Your goal
Your task is to filter the data below down to the lines holding "تحفة".

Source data
## BEGIN

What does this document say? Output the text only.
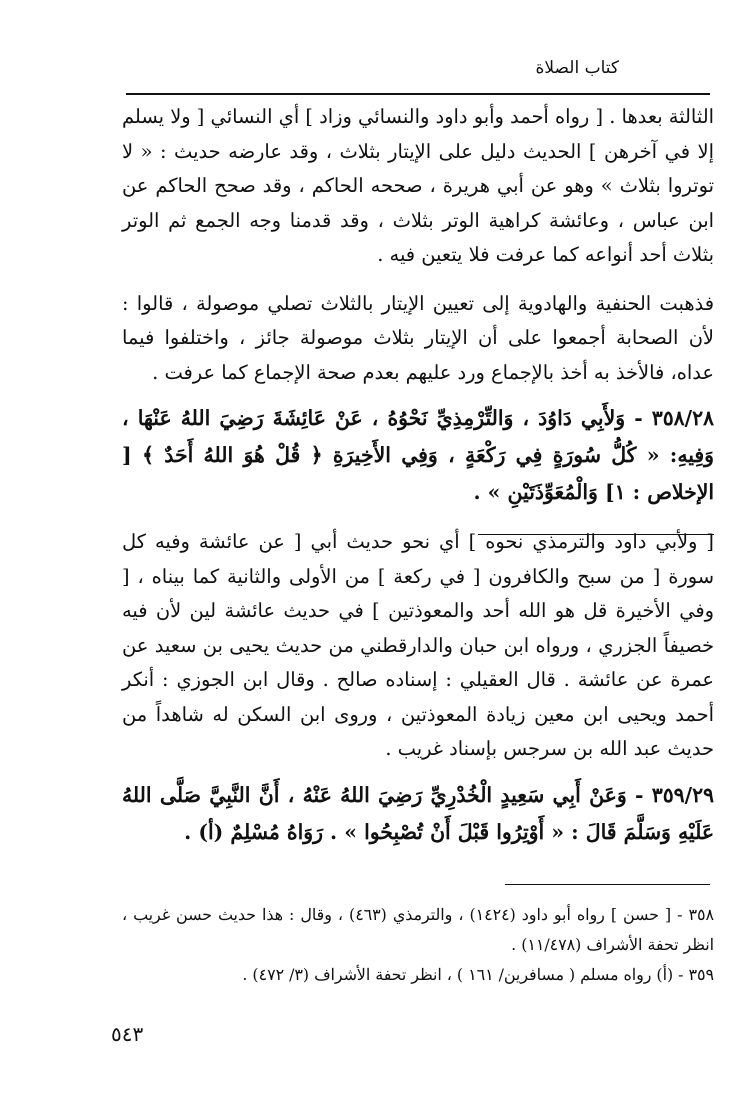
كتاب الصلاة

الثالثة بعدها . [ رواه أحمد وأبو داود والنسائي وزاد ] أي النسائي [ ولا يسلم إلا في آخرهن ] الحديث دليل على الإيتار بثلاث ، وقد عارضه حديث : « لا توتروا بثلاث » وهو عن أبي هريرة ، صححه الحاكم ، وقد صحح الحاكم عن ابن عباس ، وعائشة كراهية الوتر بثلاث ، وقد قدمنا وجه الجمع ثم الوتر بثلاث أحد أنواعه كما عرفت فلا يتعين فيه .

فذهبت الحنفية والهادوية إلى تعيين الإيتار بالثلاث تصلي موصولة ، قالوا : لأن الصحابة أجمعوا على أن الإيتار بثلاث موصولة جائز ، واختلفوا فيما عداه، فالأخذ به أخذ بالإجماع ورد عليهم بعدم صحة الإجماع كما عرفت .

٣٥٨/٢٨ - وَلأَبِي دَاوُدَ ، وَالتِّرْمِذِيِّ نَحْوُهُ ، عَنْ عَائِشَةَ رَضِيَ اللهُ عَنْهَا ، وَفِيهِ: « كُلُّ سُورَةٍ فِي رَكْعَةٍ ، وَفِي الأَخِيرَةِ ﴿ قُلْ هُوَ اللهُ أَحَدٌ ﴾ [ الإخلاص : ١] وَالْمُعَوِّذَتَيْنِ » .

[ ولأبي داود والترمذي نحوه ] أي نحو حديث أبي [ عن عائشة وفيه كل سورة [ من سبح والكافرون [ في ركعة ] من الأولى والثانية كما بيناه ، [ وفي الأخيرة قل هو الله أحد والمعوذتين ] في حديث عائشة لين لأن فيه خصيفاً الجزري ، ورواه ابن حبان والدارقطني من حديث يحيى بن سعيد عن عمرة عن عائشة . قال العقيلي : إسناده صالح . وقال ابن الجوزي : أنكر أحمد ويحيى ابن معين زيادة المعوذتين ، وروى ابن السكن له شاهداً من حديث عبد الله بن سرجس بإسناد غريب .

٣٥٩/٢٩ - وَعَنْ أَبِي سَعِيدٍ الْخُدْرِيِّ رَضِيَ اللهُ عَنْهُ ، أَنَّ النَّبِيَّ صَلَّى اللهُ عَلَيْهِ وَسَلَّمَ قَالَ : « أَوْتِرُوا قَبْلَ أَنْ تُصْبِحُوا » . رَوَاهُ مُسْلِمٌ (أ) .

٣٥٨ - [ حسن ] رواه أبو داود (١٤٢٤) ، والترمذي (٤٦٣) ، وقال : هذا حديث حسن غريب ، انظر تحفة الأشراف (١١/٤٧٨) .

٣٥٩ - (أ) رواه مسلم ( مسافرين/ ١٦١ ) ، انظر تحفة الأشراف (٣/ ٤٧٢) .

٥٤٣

## END
## BEGIN

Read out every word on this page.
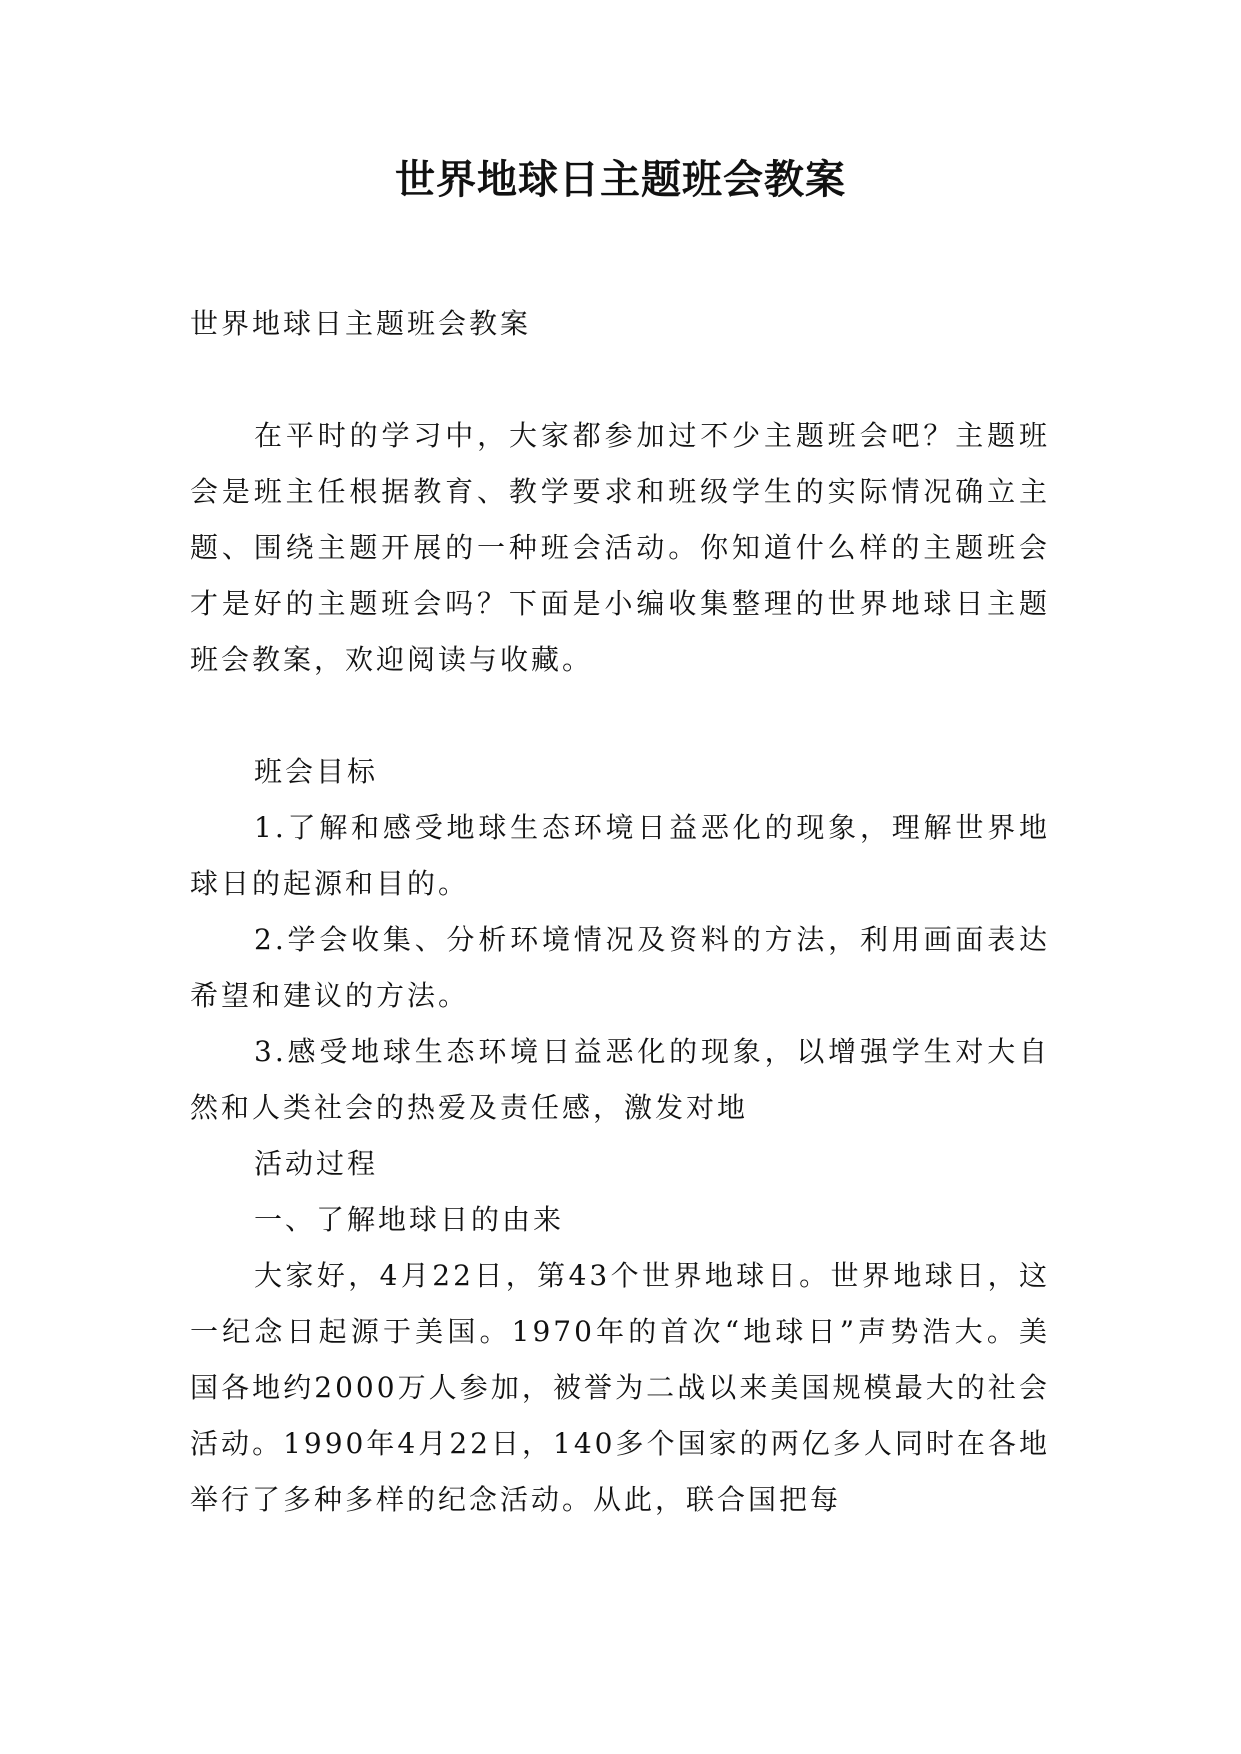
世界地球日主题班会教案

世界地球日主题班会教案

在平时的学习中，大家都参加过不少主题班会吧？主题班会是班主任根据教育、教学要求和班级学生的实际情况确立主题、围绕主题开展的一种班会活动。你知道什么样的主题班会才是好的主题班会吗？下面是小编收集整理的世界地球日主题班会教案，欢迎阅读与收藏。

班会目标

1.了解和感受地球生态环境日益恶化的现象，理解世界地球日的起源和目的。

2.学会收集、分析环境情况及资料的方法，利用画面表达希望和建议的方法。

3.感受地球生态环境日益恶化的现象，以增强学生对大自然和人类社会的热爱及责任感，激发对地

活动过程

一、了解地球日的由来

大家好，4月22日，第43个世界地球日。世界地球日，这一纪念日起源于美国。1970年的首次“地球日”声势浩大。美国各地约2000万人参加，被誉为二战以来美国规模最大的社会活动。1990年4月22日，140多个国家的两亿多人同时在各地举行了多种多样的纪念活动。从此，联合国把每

## END

Completed exercise
٣٥٨ - [ حسن ] رواه أبو داود (١٤٢٤) ، والترمذي (٤٦٣) ، وقال : هذا حديث حسن غريب ، انظر تحفة الأشراف (١١/٤٧٨) .
٣٥٩ - (أ) رواه مسلم ( مسافرين/ ١٦١ ) ، انظر تحفة الأشراف (٣/ ٤٧٢) .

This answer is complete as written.